[start Records for the task]

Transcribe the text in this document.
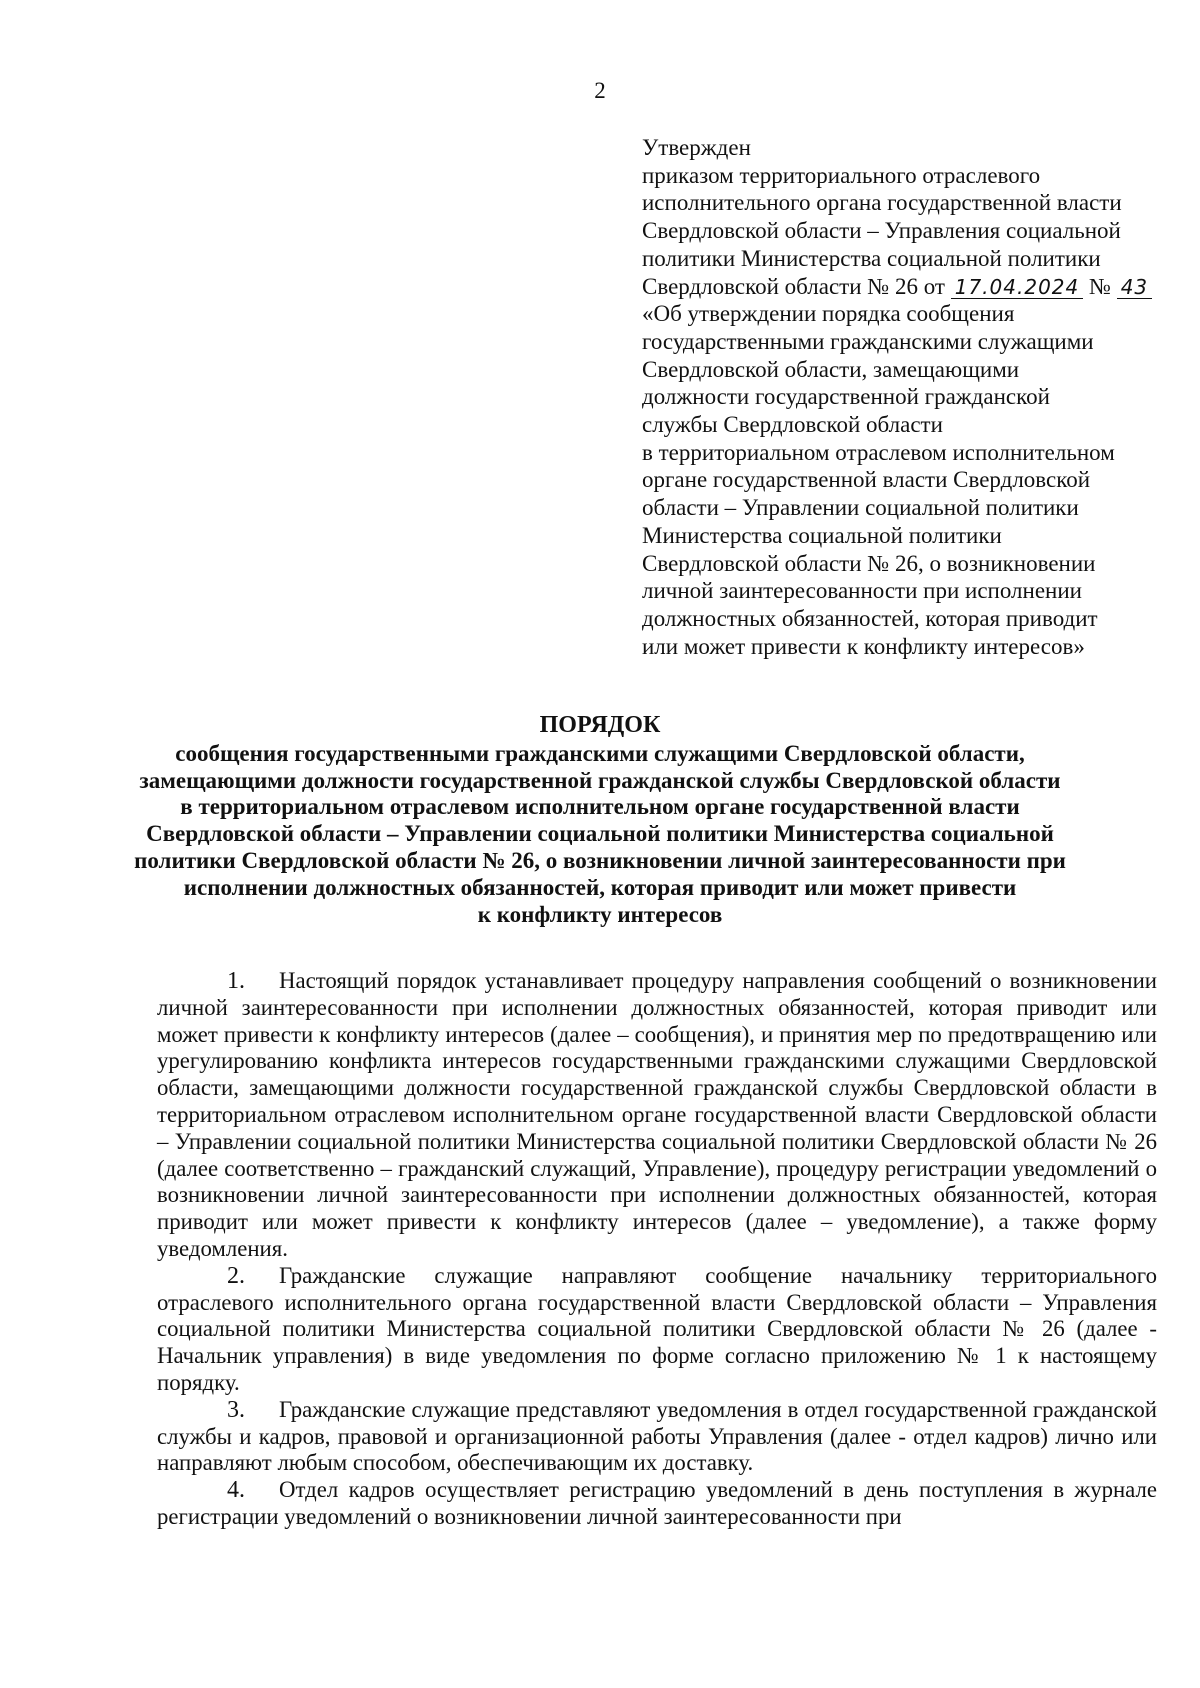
2
Утвержден
приказом территориального отраслевого
исполнительного органа государственной власти
Свердловской области – Управления социальной
политики Министерства социальной политики
Свердловской области № 26 от 17.04.2024 № 43
«Об утверждении порядка сообщения
государственными гражданскими служащими
Свердловской области, замещающими
должности государственной гражданской
службы Свердловской области
в территориальном отраслевом исполнительном
органе государственной власти Свердловской
области – Управлении социальной политики
Министерства социальной политики
Свердловской области № 26, о возникновении
личной заинтересованности при исполнении
должностных обязанностей, которая приводит
или может привести к конфликту интересов»
ПОРЯДОК
сообщения государственными гражданскими служащими Свердловской области,
замещающими должности государственной гражданской службы Свердловской области
в территориальном отраслевом исполнительном органе государственной власти
Свердловской области – Управлении социальной политики Министерства социальной
политики Свердловской области № 26, о возникновении личной заинтересованности при
исполнении должностных обязанностей, которая приводит или может привести
к конфликту интересов

1. Настоящий порядок устанавливает процедуру направления сообщений о возникновении личной заинтересованности при исполнении должностных обязанностей, которая приводит или может привести к конфликту интересов (далее – сообщения), и принятия мер по предотвращению или урегулированию конфликта интересов государственными гражданскими служащими Свердловской области, замещающими должности государственной гражданской службы Свердловской области в территориальном отраслевом исполнительном органе государственной власти Свердловской области – Управлении социальной политики Министерства социальной политики Свердловской области № 26 (далее соответственно – гражданский служащий, Управление), процедуру регистрации уведомлений о возникновении личной заинтересованности при исполнении должностных обязанностей, которая приводит или может привести к конфликту интересов (далее – уведомление), а также форму уведомления.

2. Гражданские служащие направляют сообщение начальнику территориального отраслевого исполнительного органа государственной власти Свердловской области – Управления социальной политики Министерства социальной политики Свердловской области № 26 (далее - Начальник управления) в виде уведомления по форме согласно приложению № 1 к настоящему порядку.

3. Гражданские служащие представляют уведомления в отдел государственной гражданской службы и кадров, правовой и организационной работы Управления (далее - отдел кадров) лично или направляют любым способом, обеспечивающим их доставку.

4. Отдел кадров осуществляет регистрацию уведомлений в день поступления в журнале регистрации уведомлений о возникновении личной заинтересованности при
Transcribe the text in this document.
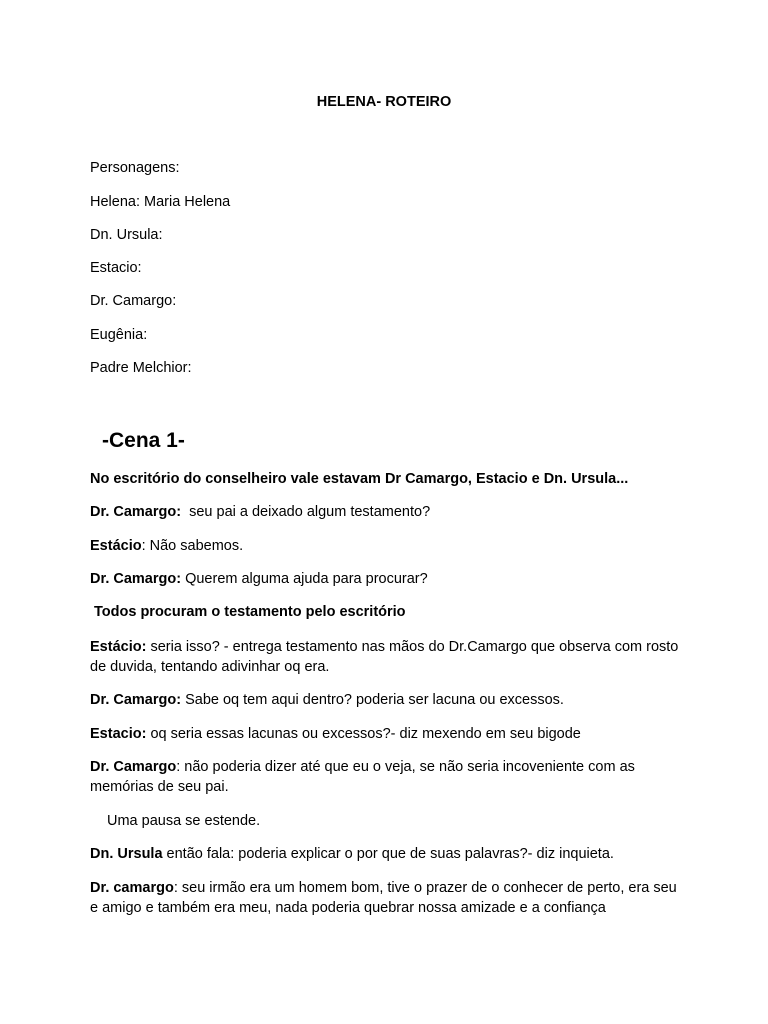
HELENA- ROTEIRO
Personagens:
Helena: Maria Helena
Dn. Ursula:
Estacio:
Dr. Camargo:
Eugênia:
Padre Melchior:
-Cena 1-
No escritório do conselheiro vale estavam Dr Camargo, Estacio e Dn. Ursula...
Dr. Camargo:  seu pai a deixado algum testamento?
Estácio: Não sabemos.
Dr. Camargo: Querem alguma ajuda para procurar?
Todos procuram o testamento pelo escritório
Estácio: seria isso? - entrega testamento nas mãos do Dr.Camargo que observa com rosto de duvida, tentando adivinhar oq era.
Dr. Camargo: Sabe oq tem aqui dentro? poderia ser lacuna ou excessos.
Estacio: oq seria essas lacunas ou excessos?- diz mexendo em seu bigode
Dr. Camargo: não poderia dizer até que eu o veja, se não seria incoveniente com as memórias de seu pai.
Uma pausa se estende.
Dn. Ursula então fala: poderia explicar o por que de suas palavras?- diz inquieta.
Dr. camargo: seu irmão era um homem bom, tive o prazer de o conhecer de perto, era seu e amigo e também era meu, nada poderia quebrar nossa amizade e a confiança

[end Records for the task]

Set every line down exactly as written, leaving each picture out.

Transcribe the text in this document.
2
Утвержден
приказом территориального отраслевого
исполнительного органа государственной власти
Свердловской области – Управления социальной
политики Министерства социальной политики
Свердловской области № 26 от 17.04.2024 № 43
«Об утверждении порядка сообщения
государственными гражданскими служащими
Свердловской области, замещающими
должности государственной гражданской
службы Свердловской области
в территориальном отраслевом исполнительном
органе государственной власти Свердловской
области – Управлении социальной политики
Министерства социальной политики
Свердловской области № 26, о возникновении
личной заинтересованности при исполнении
должностных обязанностей, которая приводит
или может привести к конфликту интересов»
ПОРЯДОК
сообщения государственными гражданскими служащими Свердловской области,
замещающими должности государственной гражданской службы Свердловской области
в территориальном отраслевом исполнительном органе государственной власти
Свердловской области – Управлении социальной политики Министерства социальной
политики Свердловской области № 26, о возникновении личной заинтересованности при
исполнении должностных обязанностей, которая приводит или может привести
к конфликту интересов

1. Настоящий порядок устанавливает процедуру направления сообщений о возникновении личной заинтересованности при исполнении должностных обязанностей, которая приводит или может привести к конфликту интересов (далее – сообщения), и принятия мер по предотвращению или урегулированию конфликта интересов государственными гражданскими служащими Свердловской области, замещающими должности государственной гражданской службы Свердловской области в территориальном отраслевом исполнительном органе государственной власти Свердловской области – Управлении социальной политики Министерства социальной политики Свердловской области № 26 (далее соответственно – гражданский служащий, Управление), процедуру регистрации уведомлений о возникновении личной заинтересованности при исполнении должностных обязанностей, которая приводит или может привести к конфликту интересов (далее – уведомление), а также форму уведомления.

2. Гражданские служащие направляют сообщение начальнику территориального отраслевого исполнительного органа государственной власти Свердловской области – Управления социальной политики Министерства социальной политики Свердловской области № 26 (далее - Начальник управления) в виде уведомления по форме согласно приложению № 1 к настоящему порядку.

3. Гражданские служащие представляют уведомления в отдел государственной гражданской службы и кадров, правовой и организационной работы Управления (далее - отдел кадров) лично или направляют любым способом, обеспечивающим их доставку.

4. Отдел кадров осуществляет регистрацию уведомлений в день поступления в журнале регистрации уведомлений о возникновении личной заинтересованности при
Transcribe the text in this document.
HELENA- ROTEIRO
Personagens:
Helena: Maria Helena
Dn. Ursula:
Estacio:
Dr. Camargo:
Eugênia:
Padre Melchior:
-Cena 1-
No escritório do conselheiro vale estavam Dr Camargo, Estacio e Dn. Ursula...
Dr. Camargo:  seu pai a deixado algum testamento?
Estácio: Não sabemos.
Dr. Camargo: Querem alguma ajuda para procurar?
Todos procuram o testamento pelo escritório
Estácio: seria isso? - entrega testamento nas mãos do Dr.Camargo que observa com rosto de duvida, tentando adivinhar oq era.
Dr. Camargo: Sabe oq tem aqui dentro? poderia ser lacuna ou excessos.
Estacio: oq seria essas lacunas ou excessos?- diz mexendo em seu bigode
Dr. Camargo: não poderia dizer até que eu o veja, se não seria incoveniente com as memórias de seu pai.
Uma pausa se estende.
Dn. Ursula então fala: poderia explicar o por que de suas palavras?- diz inquieta.
Dr. camargo: seu irmão era um homem bom, tive o prazer de o conhecer de perto, era seu e amigo e também era meu, nada poderia quebrar nossa amizade e a confiança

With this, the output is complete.